WRITTEN TASK: Can you set down, unchanged, the lines in the records below from the line with "Point [336, 967, 360, 995]" to the line with "Point [220, 475, 245, 504]", both included?

DATA SUPPLIED:
◇ ◇ ◇ ◇

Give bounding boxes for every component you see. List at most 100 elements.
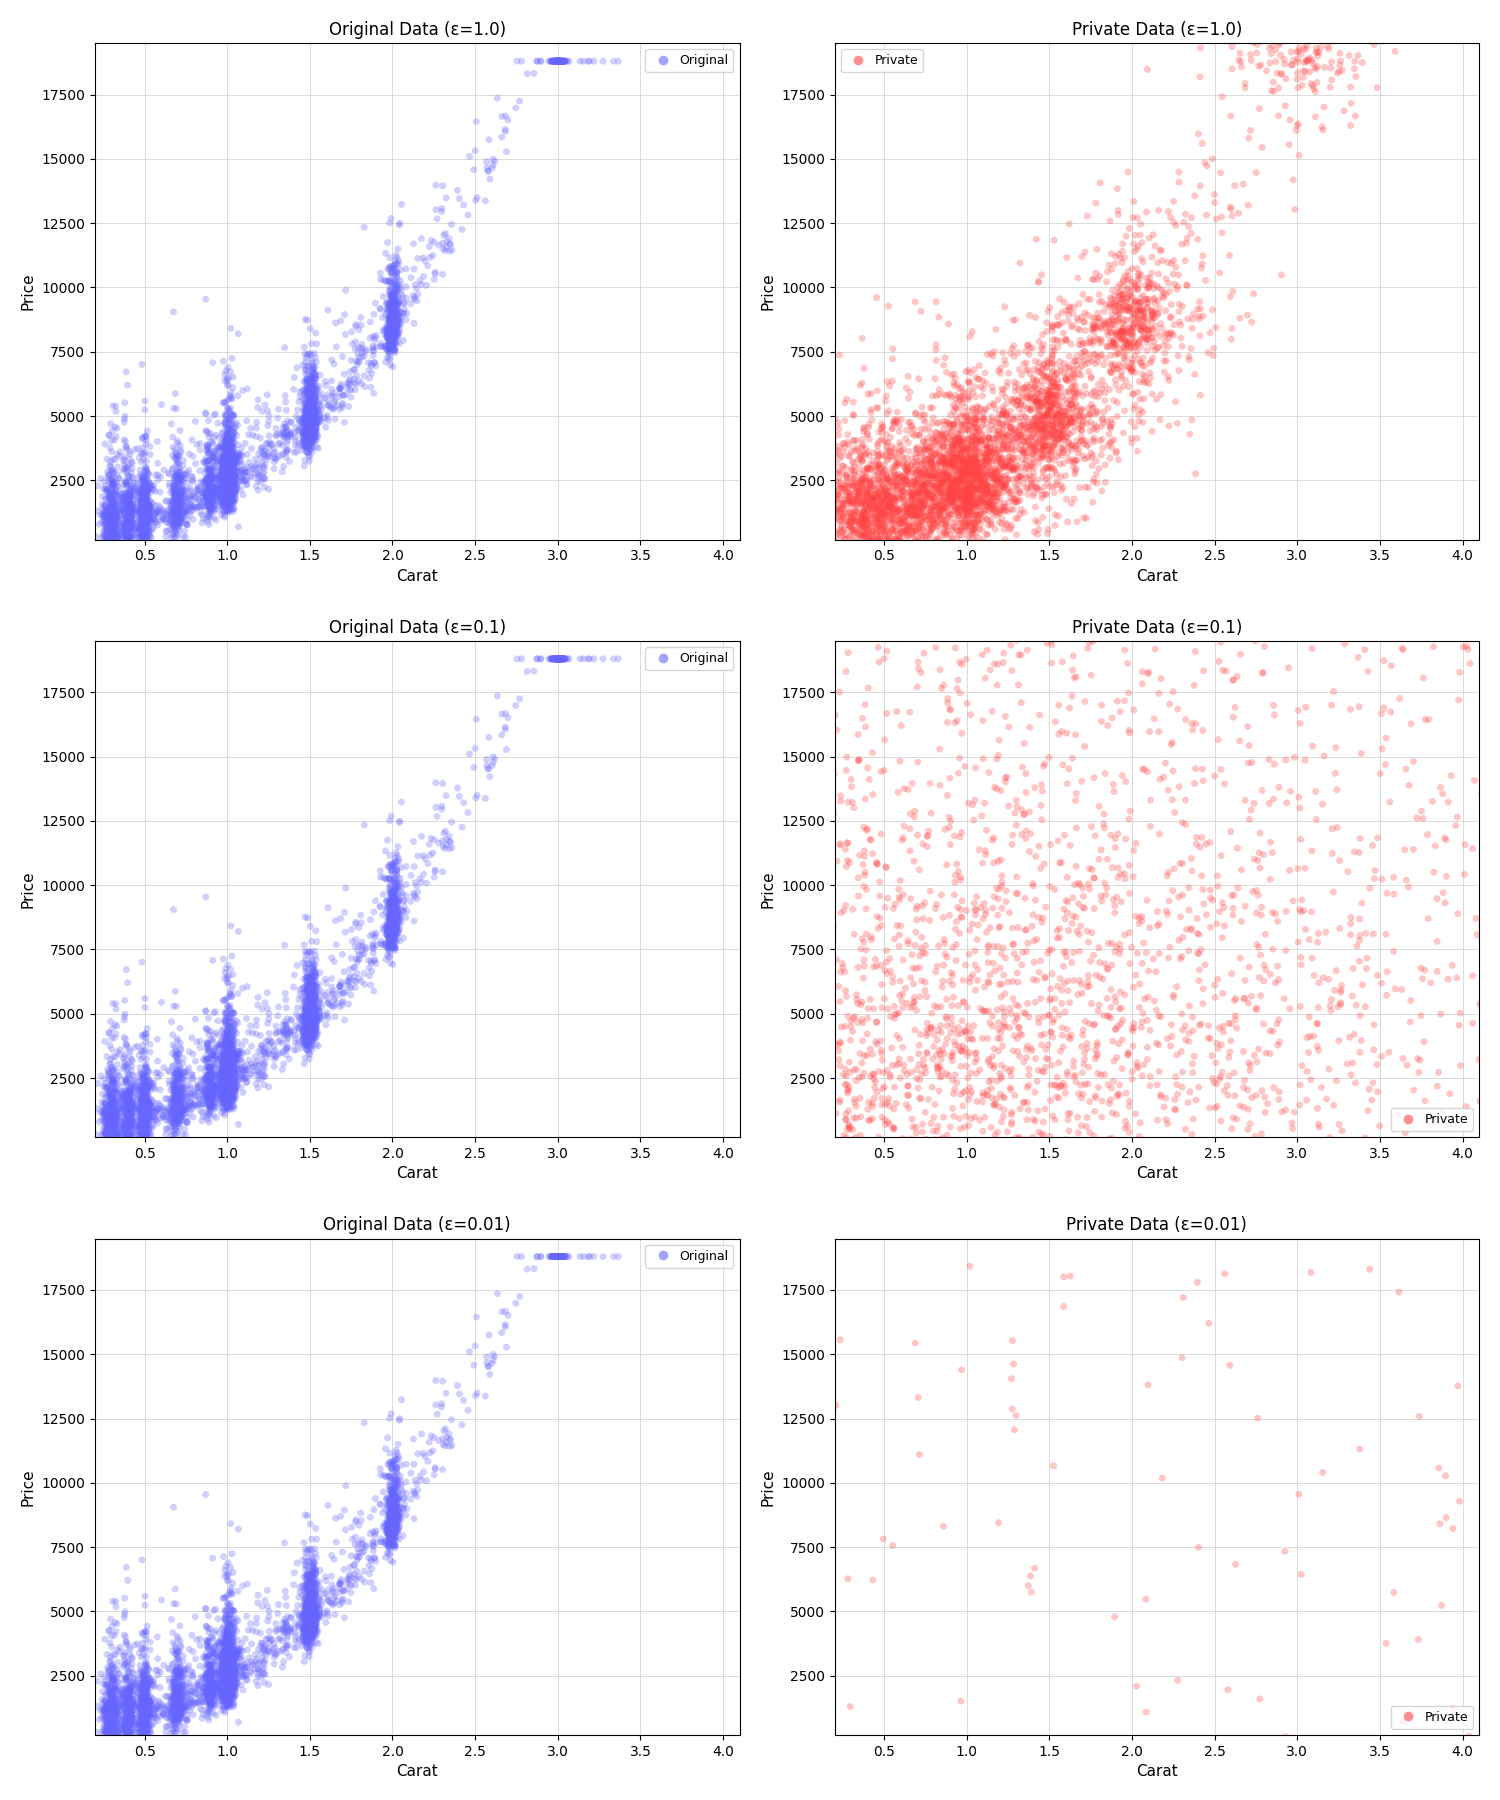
Point [336, 967, 360, 995]
Point [129, 506, 153, 535]
Point [105, 1098, 129, 1127]
Point [1064, 1168, 1088, 1197]
Point [207, 463, 231, 491]
Point [890, 504, 914, 533]
Point [216, 1652, 240, 1681]
Point [1118, 1093, 1142, 1121]
Point [1365, 1242, 1389, 1271]
Point [1492, 706, 1500, 734]
Point [670, 920, 694, 949]
Point [1182, 1042, 1206, 1071]
Point [1041, 317, 1065, 346]
Point [380, 927, 404, 956]
Point [1072, 688, 1096, 716]
Point [220, 475, 245, 504]
Point [102, 1094, 126, 1123]
Point [852, 842, 876, 871]
Point [1120, 428, 1144, 457]
Point [213, 1669, 237, 1697]
Point [822, 504, 846, 533]
Point [130, 1103, 154, 1132]
Point [216, 1627, 240, 1656]
Point [974, 448, 998, 477]
Point [132, 1685, 156, 1714]
Point [116, 1697, 140, 1726]
Point [382, 250, 406, 279]
Point [294, 351, 318, 380]
Point [132, 502, 156, 531]
Point [99, 508, 123, 536]
Point [1050, 410, 1074, 439]
Point [110, 1676, 134, 1705]
Point [915, 1359, 939, 1388]
Point [202, 1093, 226, 1121]
Point [836, 477, 860, 506]
Point [966, 477, 990, 506]
Point [94, 1105, 118, 1134]
Point [1324, 733, 1348, 761]
Point [302, 981, 326, 1010]
Point [322, 1003, 346, 1031]
Point [211, 472, 236, 500]
Point [938, 1417, 962, 1445]
Point [873, 493, 897, 522]
Point [159, 508, 183, 536]
Point [927, 457, 951, 486]
Point [758, 695, 782, 724]
Point [982, 454, 1006, 482]
Point [1112, 306, 1136, 335]
Point [291, 394, 315, 423]
Point [220, 1669, 245, 1697]
Point [382, 1483, 406, 1512]
Point [216, 484, 240, 513]
Point [764, 1323, 788, 1352]
Point [975, 475, 999, 504]
Point [214, 482, 238, 511]
Point [114, 1715, 138, 1744]
Point [132, 520, 156, 549]
Point [549, 47, 573, 76]
Point [308, 1595, 332, 1624]
Point [164, 1672, 188, 1701]
Point [210, 1651, 234, 1679]
Point [176, 1082, 200, 1111]
Point [100, 1692, 124, 1721]
Point [294, 1609, 318, 1638]
Point [211, 488, 236, 517]
Point [222, 1683, 246, 1712]
Point [136, 1688, 160, 1717]
Point [134, 509, 158, 538]
Point [94, 1118, 118, 1147]
Point [219, 427, 243, 455]
Point [1076, 1150, 1100, 1179]
Point [936, 448, 960, 477]
Point [1042, 418, 1066, 446]
Point [378, 1532, 402, 1561]
Point [1036, 396, 1060, 425]
Point [102, 1087, 126, 1116]
Point [217, 466, 242, 495]
Point [1310, 113, 1334, 142]
Point [216, 1681, 240, 1710]
Point [382, 936, 406, 965]
Point [384, 904, 408, 932]
Point [201, 1046, 225, 1075]
Point [164, 500, 188, 529]
Point [198, 1624, 222, 1652]
Point [306, 409, 330, 437]
Point [1034, 1669, 1058, 1697]
Point [1094, 949, 1118, 977]
Point [114, 1667, 138, 1696]
Point [904, 486, 928, 515]
Point [982, 1444, 1006, 1472]
Point [100, 520, 124, 549]
Point [981, 1359, 1005, 1388]
Point [219, 1658, 243, 1687]
Point [211, 1678, 236, 1706]
Point [350, 1525, 374, 1553]
Point [224, 484, 248, 513]
Point [859, 495, 883, 524]
Point [216, 1651, 240, 1679]
Point [136, 491, 160, 520]
Point [1068, 401, 1092, 430]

◇ ◇ ◇ ◇

PROBLEM SOLUTION:
Point [336, 967, 360, 995]
Point [129, 506, 153, 535]
Point [105, 1098, 129, 1127]
Point [1064, 1168, 1088, 1197]
Point [207, 463, 231, 491]
Point [890, 504, 914, 533]
Point [216, 1652, 240, 1681]
Point [1118, 1093, 1142, 1121]
Point [1365, 1242, 1389, 1271]
Point [1492, 706, 1500, 734]
Point [670, 920, 694, 949]
Point [1182, 1042, 1206, 1071]
Point [1041, 317, 1065, 346]
Point [380, 927, 404, 956]
Point [1072, 688, 1096, 716]
Point [220, 475, 245, 504]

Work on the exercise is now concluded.